### THE REQUEST
Take the material below and retype it in full; pictures are left out.

Entries taken from a collection:
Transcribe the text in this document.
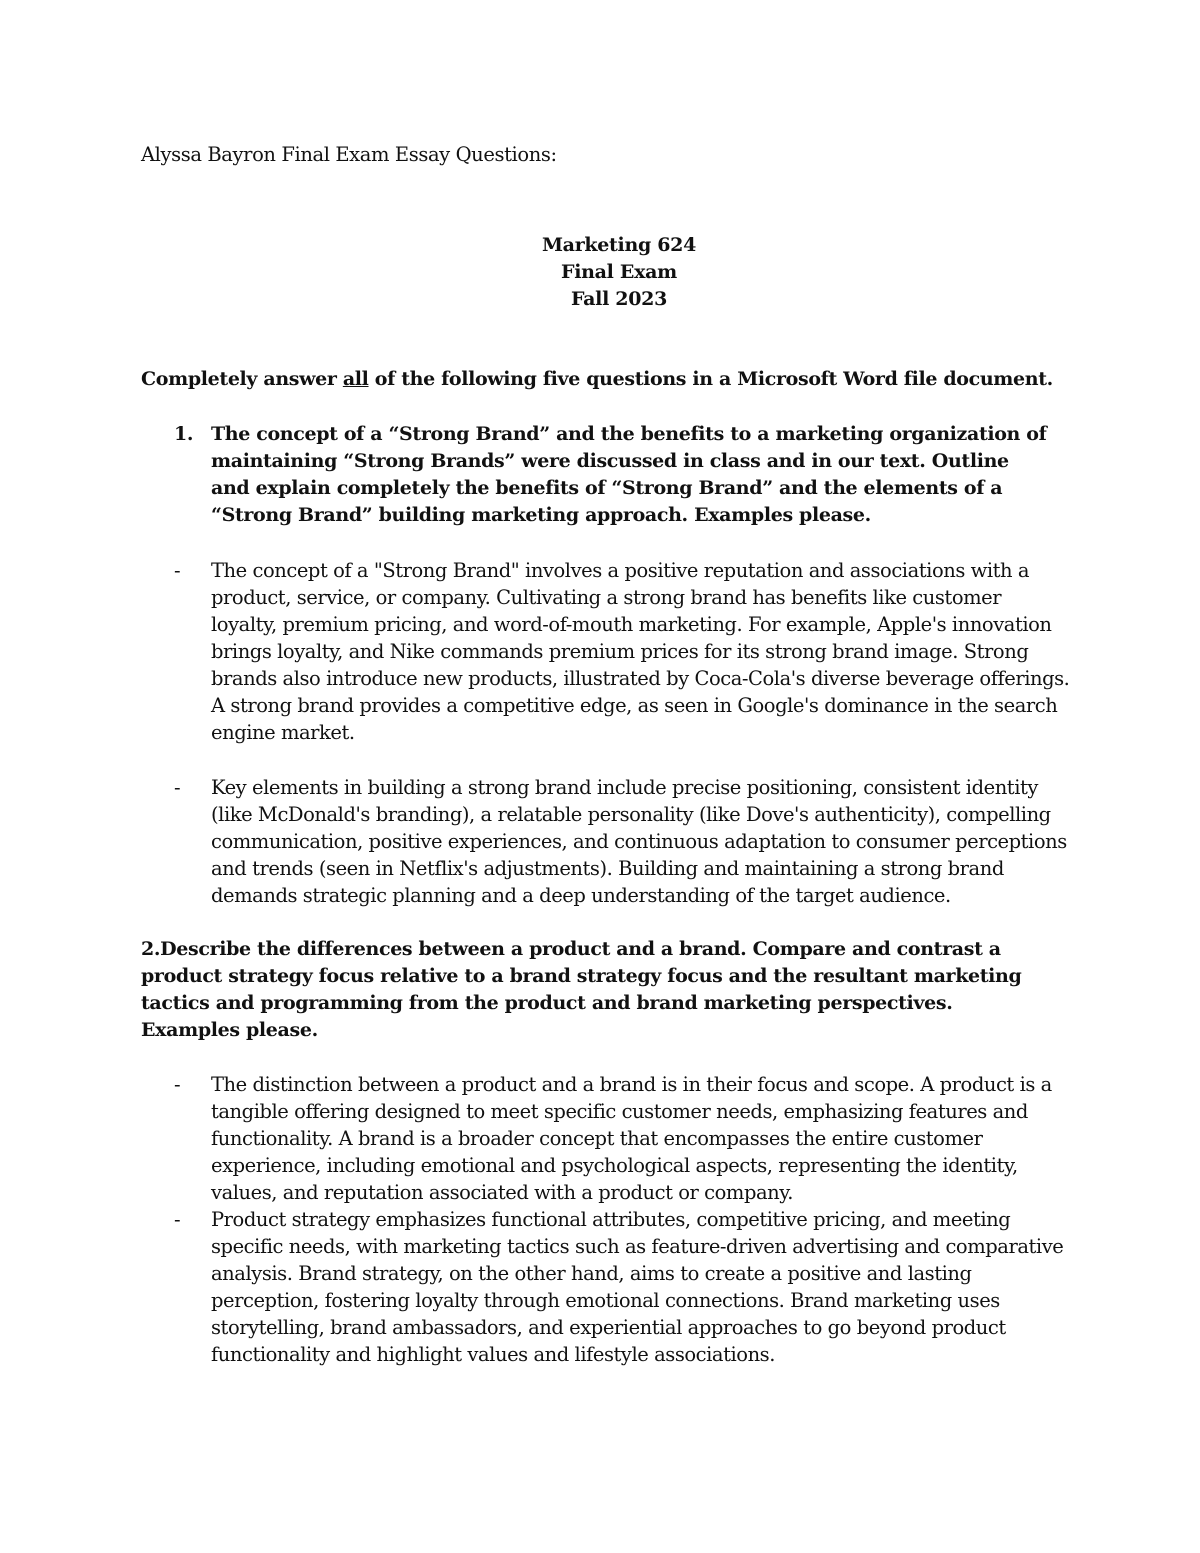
Alyssa Bayron Final Exam Essay Questions:
Marketing 624
Final Exam
Fall 2023
Completely answer all of the following five questions in a Microsoft Word file document.
1. The concept of a “Strong Brand” and the benefits to a marketing organization of maintaining “Strong Brands” were discussed in class and in our text. Outline and explain completely the benefits of “Strong Brand” and the elements of a “Strong Brand” building marketing approach. Examples please.
- The concept of a "Strong Brand" involves a positive reputation and associations with a product, service, or company. Cultivating a strong brand has benefits like customer loyalty, premium pricing, and word-of-mouth marketing. For example, Apple's innovation brings loyalty, and Nike commands premium prices for its strong brand image. Strong brands also introduce new products, illustrated by Coca-Cola's diverse beverage offerings. A strong brand provides a competitive edge, as seen in Google's dominance in the search engine market.
- Key elements in building a strong brand include precise positioning, consistent identity (like McDonald's branding), a relatable personality (like Dove's authenticity), compelling communication, positive experiences, and continuous adaptation to consumer perceptions and trends (seen in Netflix's adjustments). Building and maintaining a strong brand demands strategic planning and a deep understanding of the target audience.
2.Describe the differences between a product and a brand. Compare and contrast a product strategy focus relative to a brand strategy focus and the resultant marketing tactics and programming from the product and brand marketing perspectives. Examples please.
- The distinction between a product and a brand is in their focus and scope. A product is a tangible offering designed to meet specific customer needs, emphasizing features and functionality. A brand is a broader concept that encompasses the entire customer experience, including emotional and psychological aspects, representing the identity, values, and reputation associated with a product or company.
- Product strategy emphasizes functional attributes, competitive pricing, and meeting specific needs, with marketing tactics such as feature-driven advertising and comparative analysis. Brand strategy, on the other hand, aims to create a positive and lasting perception, fostering loyalty through emotional connections. Brand marketing uses storytelling, brand ambassadors, and experiential approaches to go beyond product functionality and highlight values and lifestyle associations.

### REPLY
Transcribe the text in this document.
Alyssa Bayron Final Exam Essay Questions:
Marketing 624
Final Exam
Fall 2023
Completely answer all of the following five questions in a Microsoft Word file document.
1. The concept of a “Strong Brand” and the benefits to a marketing organization of maintaining “Strong Brands” were discussed in class and in our text. Outline and explain completely the benefits of “Strong Brand” and the elements of a “Strong Brand” building marketing approach. Examples please.
- The concept of a "Strong Brand" involves a positive reputation and associations with a product, service, or company. Cultivating a strong brand has benefits like customer loyalty, premium pricing, and word-of-mouth marketing. For example, Apple's innovation brings loyalty, and Nike commands premium prices for its strong brand image. Strong brands also introduce new products, illustrated by Coca-Cola's diverse beverage offerings. A strong brand provides a competitive edge, as seen in Google's dominance in the search engine market.
- Key elements in building a strong brand include precise positioning, consistent identity (like McDonald's branding), a relatable personality (like Dove's authenticity), compelling communication, positive experiences, and continuous adaptation to consumer perceptions and trends (seen in Netflix's adjustments). Building and maintaining a strong brand demands strategic planning and a deep understanding of the target audience.
2.Describe the differences between a product and a brand. Compare and contrast a product strategy focus relative to a brand strategy focus and the resultant marketing tactics and programming from the product and brand marketing perspectives. Examples please.
- The distinction between a product and a brand is in their focus and scope. A product is a tangible offering designed to meet specific customer needs, emphasizing features and functionality. A brand is a broader concept that encompasses the entire customer experience, including emotional and psychological aspects, representing the identity, values, and reputation associated with a product or company.
- Product strategy emphasizes functional attributes, competitive pricing, and meeting specific needs, with marketing tactics such as feature-driven advertising and comparative analysis. Brand strategy, on the other hand, aims to create a positive and lasting perception, fostering loyalty through emotional connections. Brand marketing uses storytelling, brand ambassadors, and experiential approaches to go beyond product functionality and highlight values and lifestyle associations.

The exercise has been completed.